» Work to do
Omit the images, then output each of the records below exactly.

» Task material

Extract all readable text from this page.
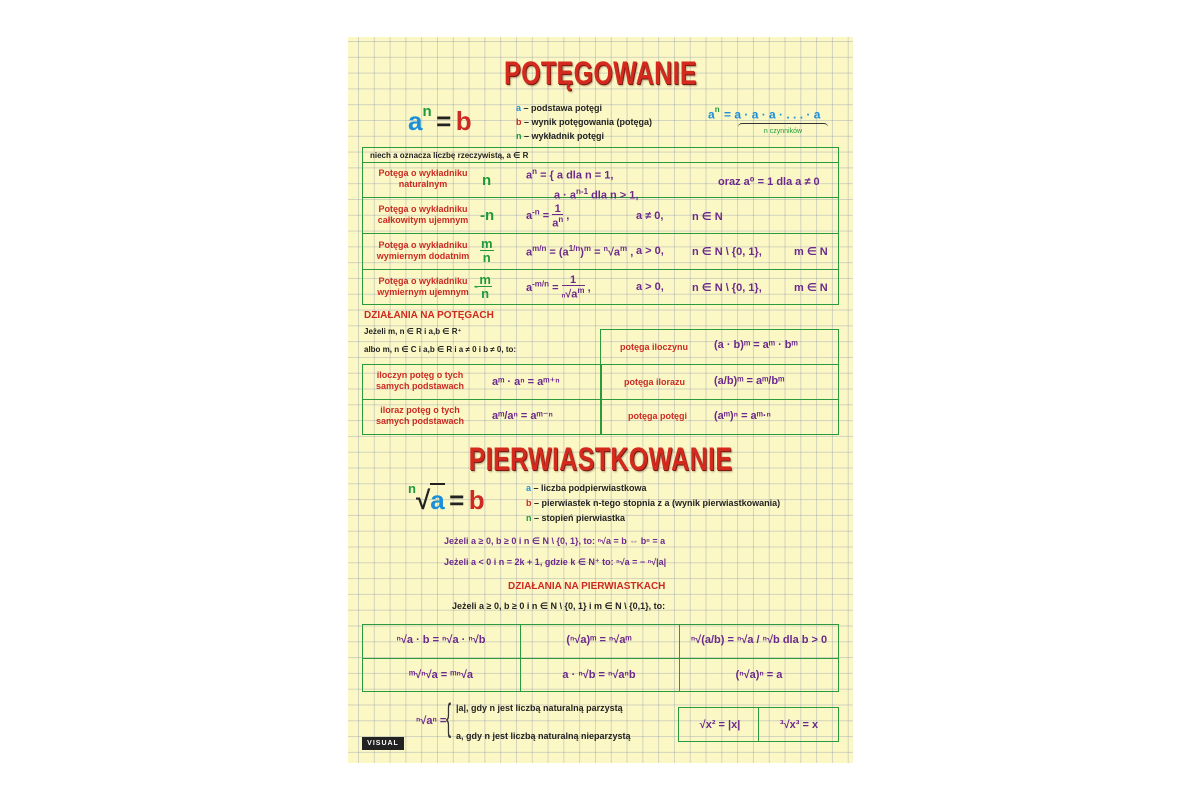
POTĘGOWANIE
an = b	a – podstawa potęgi
b – wynik potęgowania (potęga)
n – wykładnik potęgi
$a^n = a \cdot a \cdot a$ · . . . · a
n czynników
niech a oznacza liczbę rzeczywistą, a ∈ R
Potęga o wykładniku naturalnym	n	$a^n$ = { a dla n = 1,
$a \cdot a^{n-1}$ dla n > 1,
oraz a⁰ = 1 dla a ≠ 0
Potęga o wykładniku całkowitym ujemnym -n	$a^{-n} = \frac{1}{a^n}$ ,	a ≠ 0,	n ∈ N
Potęga o wykładniku wymiernym dodatnim $\frac{m}{n}$	$a^{m/n} = (a^{1/n})^m = ^n√a^m$ , a > 0,	n ∈ N \ {0, 1},	m ∈ N
Potęga o wykładniku wymiernym ujemnym - $\frac{m}{n}$	$a^{-m/n} = \frac{1}{n√a^m}$ ,	a > 0,	n ∈ N \ {0, 1},	m ∈ N
DZIAŁANIA NA POTĘGACH
Jeżeli m, n ∈ R i a,b ∈ R⁺
albo m, n ∈ C i a,b ∈ R i a ≠ 0 i b ≠ 0, to:
iloczyn potęg o tych samych podstawach	aᵐ · aⁿ = aᵐ⁺ⁿ
iloraz potęg o tych samych podstawach	aᵐ/aⁿ = aᵐ⁻ⁿ
potęga iloczynu (a · b)ᵐ = aᵐ · bᵐ
potęga ilorazu	(a/b)ᵐ = aᵐ/bᵐ
potęga potęgi (aᵐ)ⁿ = aᵐ·ⁿ
PIERWIASTKOWANIE
$^n$√a = b	a – liczba podpierwiastkowa
b – pierwiastek n-tego stopnia z a (wynik pierwiastkowania)
n – stopień pierwiastka
Jeżeli a ≥ 0, b ≥ 0 i n ∈ N \ {0, 1}, to: ⁿ√a = b ⇔ bⁿ = a
Jeżeli a < 0 i n = 2k + 1, gdzie k ∈ N⁺ to: ⁿ√a = − ⁿ√|a|
DZIAŁANIA NA PIERWIASTKACH
Jeżeli a ≥ 0, b ≥ 0 i n ∈ N \ {0, 1} i m ∈ N \ {0,1}, to:
ⁿ√a · b = ⁿ√a · ⁿ√b	(ⁿ√a)ᵐ = ⁿ√aᵐ	ⁿ√(a/b) = ⁿ√a / ⁿ√b dla b > 0
ᵐ√ⁿ√a = ᵐⁿ√a	a · ⁿ√b = ⁿ√aⁿb	(ⁿ√a)ⁿ = a
ⁿ√aⁿ = { |a|, gdy n jest liczbą naturalną parzystą
a, gdy n jest liczbą naturalną nieparzystą
√x² = |x|	³√x³ = x
VISUAL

» Answer to this exercise
Extract all readable text from this page.
POTĘGOWANIE
an = b	a – podstawa potęgi
b – wynik potęgowania (potęga)
n – wykładnik potęgi
$a^n = a \cdot a \cdot a$ · . . . · a
n czynników
niech a oznacza liczbę rzeczywistą, a ∈ R
Potęga o wykładniku naturalnym	n	$a^n$ = { a dla n = 1,
$a \cdot a^{n-1}$ dla n > 1,
oraz a⁰ = 1 dla a ≠ 0
Potęga o wykładniku całkowitym ujemnym -n	$a^{-n} = \frac{1}{a^n}$ ,	a ≠ 0,	n ∈ N
Potęga o wykładniku wymiernym dodatnim $\frac{m}{n}$	$a^{m/n} = (a^{1/n})^m = ^n√a^m$ , a > 0,	n ∈ N \ {0, 1},	m ∈ N
Potęga o wykładniku wymiernym ujemnym - $\frac{m}{n}$	$a^{-m/n} = \frac{1}{n√a^m}$ ,	a > 0,	n ∈ N \ {0, 1},	m ∈ N
DZIAŁANIA NA POTĘGACH
Jeżeli m, n ∈ R i a,b ∈ R⁺
albo m, n ∈ C i a,b ∈ R i a ≠ 0 i b ≠ 0, to:
iloczyn potęg o tych samych podstawach	aᵐ · aⁿ = aᵐ⁺ⁿ
iloraz potęg o tych samych podstawach	aᵐ/aⁿ = aᵐ⁻ⁿ
potęga iloczynu (a · b)ᵐ = aᵐ · bᵐ
potęga ilorazu	(a/b)ᵐ = aᵐ/bᵐ
potęga potęgi (aᵐ)ⁿ = aᵐ·ⁿ
PIERWIASTKOWANIE
$^n$√a = b	a – liczba podpierwiastkowa
b – pierwiastek n-tego stopnia z a (wynik pierwiastkowania)
n – stopień pierwiastka
Jeżeli a ≥ 0, b ≥ 0 i n ∈ N \ {0, 1}, to: ⁿ√a = b ⇔ bⁿ = a
Jeżeli a < 0 i n = 2k + 1, gdzie k ∈ N⁺ to: ⁿ√a = − ⁿ√|a|
DZIAŁANIA NA PIERWIASTKACH
Jeżeli a ≥ 0, b ≥ 0 i n ∈ N \ {0, 1} i m ∈ N \ {0,1}, to:
ⁿ√a · b = ⁿ√a · ⁿ√b	(ⁿ√a)ᵐ = ⁿ√aᵐ	ⁿ√(a/b) = ⁿ√a / ⁿ√b dla b > 0
ᵐ√ⁿ√a = ᵐⁿ√a	a · ⁿ√b = ⁿ√aⁿb	(ⁿ√a)ⁿ = a
ⁿ√aⁿ = { |a|, gdy n jest liczbą naturalną parzystą
a, gdy n jest liczbą naturalną nieparzystą
√x² = |x|	³√x³ = x
VISUAL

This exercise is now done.